-------- Exercise data --------

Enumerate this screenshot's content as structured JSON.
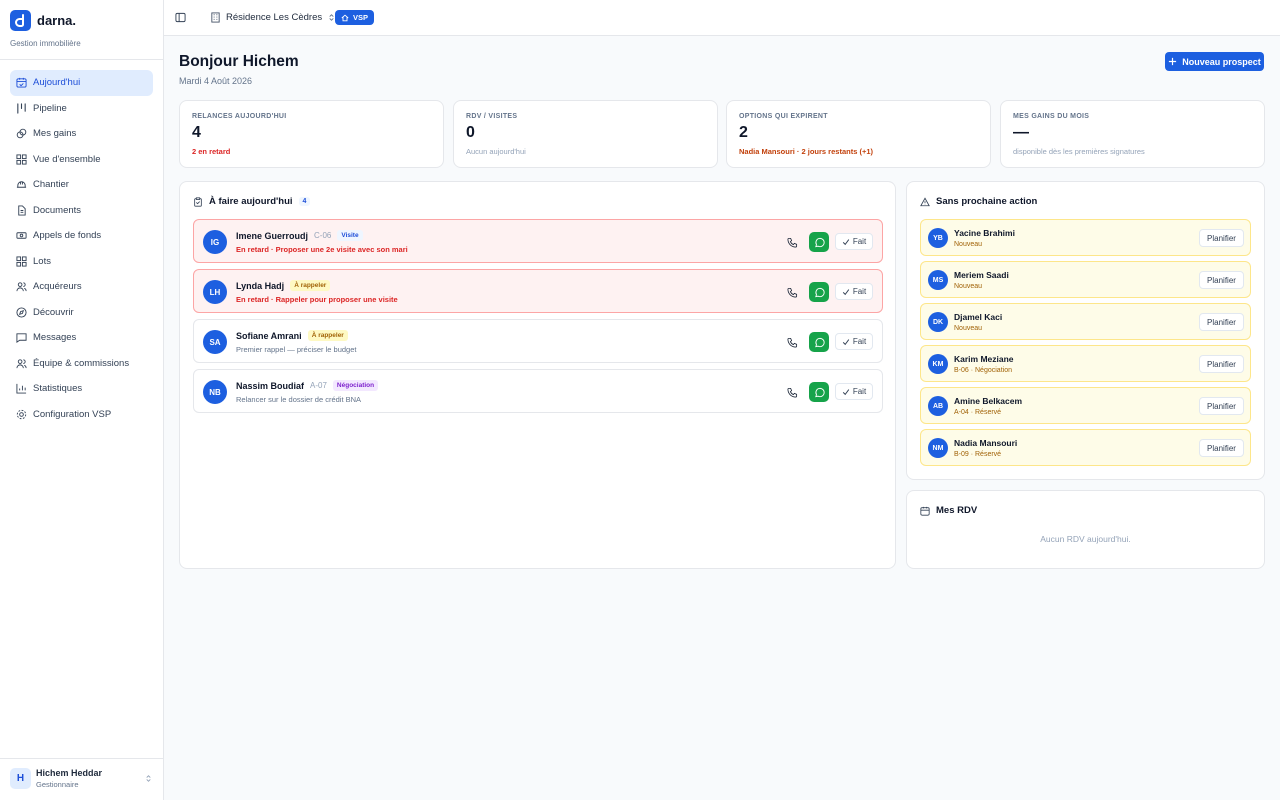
{
  "brand": {
    "name": "darna.",
    "subtitle": "Gestion immobilière"
  },
  "nav": [
    {
      "label": "Aujourd'hui",
      "icon": "calendar-check-icon",
      "active": true
    },
    {
      "label": "Pipeline",
      "icon": "pipeline-icon"
    },
    {
      "label": "Mes gains",
      "icon": "coins-icon"
    },
    {
      "label": "Vue d'ensemble",
      "icon": "grid-icon"
    },
    {
      "label": "Chantier",
      "icon": "helmet-icon"
    },
    {
      "label": "Documents",
      "icon": "document-icon"
    },
    {
      "label": "Appels de fonds",
      "icon": "banknote-icon"
    },
    {
      "label": "Lots",
      "icon": "grid-icon"
    },
    {
      "label": "Acquéreurs",
      "icon": "users-icon"
    },
    {
      "label": "Découvrir",
      "icon": "compass-icon"
    },
    {
      "label": "Messages",
      "icon": "message-icon"
    },
    {
      "label": "Équipe & commissions",
      "icon": "team-icon"
    },
    {
      "label": "Statistiques",
      "icon": "chart-icon"
    },
    {
      "label": "Configuration VSP",
      "icon": "gear-icon"
    }
  ],
  "user": {
    "initial": "H",
    "name": "Hichem Heddar",
    "role": "Gestionnaire"
  },
  "topbar": {
    "residence": "Résidence Les Cèdres",
    "vsp": "VSP"
  },
  "header": {
    "greeting": "Bonjour Hichem",
    "date": "Mardi 4 Août 2026",
    "new_prospect": "Nouveau prospect"
  },
  "stats": [
    {
      "label": "RELANCES AUJOURD'HUI",
      "value": "4",
      "sub": "2 en retard"
    },
    {
      "label": "RDV / VISITES",
      "value": "0",
      "sub": "Aucun aujourd'hui"
    },
    {
      "label": "OPTIONS QUI EXPIRENT",
      "value": "2",
      "sub": "Nadia Mansouri · 2 jours restants (+1)"
    },
    {
      "label": "MES GAINS DU MOIS",
      "value": "—",
      "sub": "disponible dès les premières signatures"
    }
  ],
  "todo": {
    "title": "À faire aujourd'hui",
    "count": "4",
    "done_label": "Fait",
    "items": [
      {
        "initials": "IG",
        "name": "Imene Guerroudj",
        "lot": "C-06",
        "badge": "Visite",
        "sub": "En retard · Proposer une 2e visite avec son mari"
      },
      {
        "initials": "LH",
        "name": "Lynda Hadj",
        "lot": "",
        "badge": "À rappeler",
        "sub": "En retard · Rappeler pour proposer une visite"
      },
      {
        "initials": "SA",
        "name": "Sofiane Amrani",
        "lot": "",
        "badge": "À rappeler",
        "sub": "Premier rappel — préciser le budget"
      },
      {
        "initials": "NB",
        "name": "Nassim Boudiaf",
        "lot": "A-07",
        "badge": "Négociation",
        "sub": "Relancer sur le dossier de crédit BNA"
      }
    ]
  },
  "no_action": {
    "title": "Sans prochaine action",
    "plan_label": "Planifier",
    "items": [
      {
        "initials": "YB",
        "name": "Yacine Brahimi",
        "sub": "Nouveau"
      },
      {
        "initials": "MS",
        "name": "Meriem Saadi",
        "sub": "Nouveau"
      },
      {
        "initials": "DK",
        "name": "Djamel Kaci",
        "sub": "Nouveau"
      },
      {
        "initials": "KM",
        "name": "Karim Meziane",
        "sub": "B-06 · Négociation"
      },
      {
        "initials": "AB",
        "name": "Amine Belkacem",
        "sub": "A-04 · Réservé"
      },
      {
        "initials": "NM",
        "name": "Nadia Mansouri",
        "sub": "B-09 · Réservé"
      }
    ]
  },
  "rdv": {
    "title": "Mes RDV",
    "empty": "Aucun RDV aujourd'hui."
  },
  "colors": {
    "accent": "#1d5fe0",
    "whatsapp": "#16a34a",
    "late_bg": "#fef2f2",
    "lead_bg": "#fefce8"
  }
}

--------

Quote the entries in full. Any image among them is to be omitted from the copy.

### Response to this exercise
Enumerate this screenshot's content as structured JSON.
{
  "brand": {
    "name": "darna.",
    "subtitle": "Gestion immobilière"
  },
  "nav": [
    {
      "label": "Aujourd'hui",
      "icon": "calendar-check-icon",
      "active": true
    },
    {
      "label": "Pipeline",
      "icon": "pipeline-icon"
    },
    {
      "label": "Mes gains",
      "icon": "coins-icon"
    },
    {
      "label": "Vue d'ensemble",
      "icon": "grid-icon"
    },
    {
      "label": "Chantier",
      "icon": "helmet-icon"
    },
    {
      "label": "Documents",
      "icon": "document-icon"
    },
    {
      "label": "Appels de fonds",
      "icon": "banknote-icon"
    },
    {
      "label": "Lots",
      "icon": "grid-icon"
    },
    {
      "label": "Acquéreurs",
      "icon": "users-icon"
    },
    {
      "label": "Découvrir",
      "icon": "compass-icon"
    },
    {
      "label": "Messages",
      "icon": "message-icon"
    },
    {
      "label": "Équipe & commissions",
      "icon": "team-icon"
    },
    {
      "label": "Statistiques",
      "icon": "chart-icon"
    },
    {
      "label": "Configuration VSP",
      "icon": "gear-icon"
    }
  ],
  "user": {
    "initial": "H",
    "name": "Hichem Heddar",
    "role": "Gestionnaire"
  },
  "topbar": {
    "residence": "Résidence Les Cèdres",
    "vsp": "VSP"
  },
  "header": {
    "greeting": "Bonjour Hichem",
    "date": "Mardi 4 Août 2026",
    "new_prospect": "Nouveau prospect"
  },
  "stats": [
    {
      "label": "RELANCES AUJOURD'HUI",
      "value": "4",
      "sub": "2 en retard"
    },
    {
      "label": "RDV / VISITES",
      "value": "0",
      "sub": "Aucun aujourd'hui"
    },
    {
      "label": "OPTIONS QUI EXPIRENT",
      "value": "2",
      "sub": "Nadia Mansouri · 2 jours restants (+1)"
    },
    {
      "label": "MES GAINS DU MOIS",
      "value": "—",
      "sub": "disponible dès les premières signatures"
    }
  ],
  "todo": {
    "title": "À faire aujourd'hui",
    "count": "4",
    "done_label": "Fait",
    "items": [
      {
        "initials": "IG",
        "name": "Imene Guerroudj",
        "lot": "C-06",
        "badge": "Visite",
        "sub": "En retard · Proposer une 2e visite avec son mari"
      },
      {
        "initials": "LH",
        "name": "Lynda Hadj",
        "lot": "",
        "badge": "À rappeler",
        "sub": "En retard · Rappeler pour proposer une visite"
      },
      {
        "initials": "SA",
        "name": "Sofiane Amrani",
        "lot": "",
        "badge": "À rappeler",
        "sub": "Premier rappel — préciser le budget"
      },
      {
        "initials": "NB",
        "name": "Nassim Boudiaf",
        "lot": "A-07",
        "badge": "Négociation",
        "sub": "Relancer sur le dossier de crédit BNA"
      }
    ]
  },
  "no_action": {
    "title": "Sans prochaine action",
    "plan_label": "Planifier",
    "items": [
      {
        "initials": "YB",
        "name": "Yacine Brahimi",
        "sub": "Nouveau"
      },
      {
        "initials": "MS",
        "name": "Meriem Saadi",
        "sub": "Nouveau"
      },
      {
        "initials": "DK",
        "name": "Djamel Kaci",
        "sub": "Nouveau"
      },
      {
        "initials": "KM",
        "name": "Karim Meziane",
        "sub": "B-06 · Négociation"
      },
      {
        "initials": "AB",
        "name": "Amine Belkacem",
        "sub": "A-04 · Réservé"
      },
      {
        "initials": "NM",
        "name": "Nadia Mansouri",
        "sub": "B-09 · Réservé"
      }
    ]
  },
  "rdv": {
    "title": "Mes RDV",
    "empty": "Aucun RDV aujourd'hui."
  },
  "colors": {
    "accent": "#1d5fe0",
    "whatsapp": "#16a34a",
    "late_bg": "#fef2f2",
    "lead_bg": "#fefce8"
  }
}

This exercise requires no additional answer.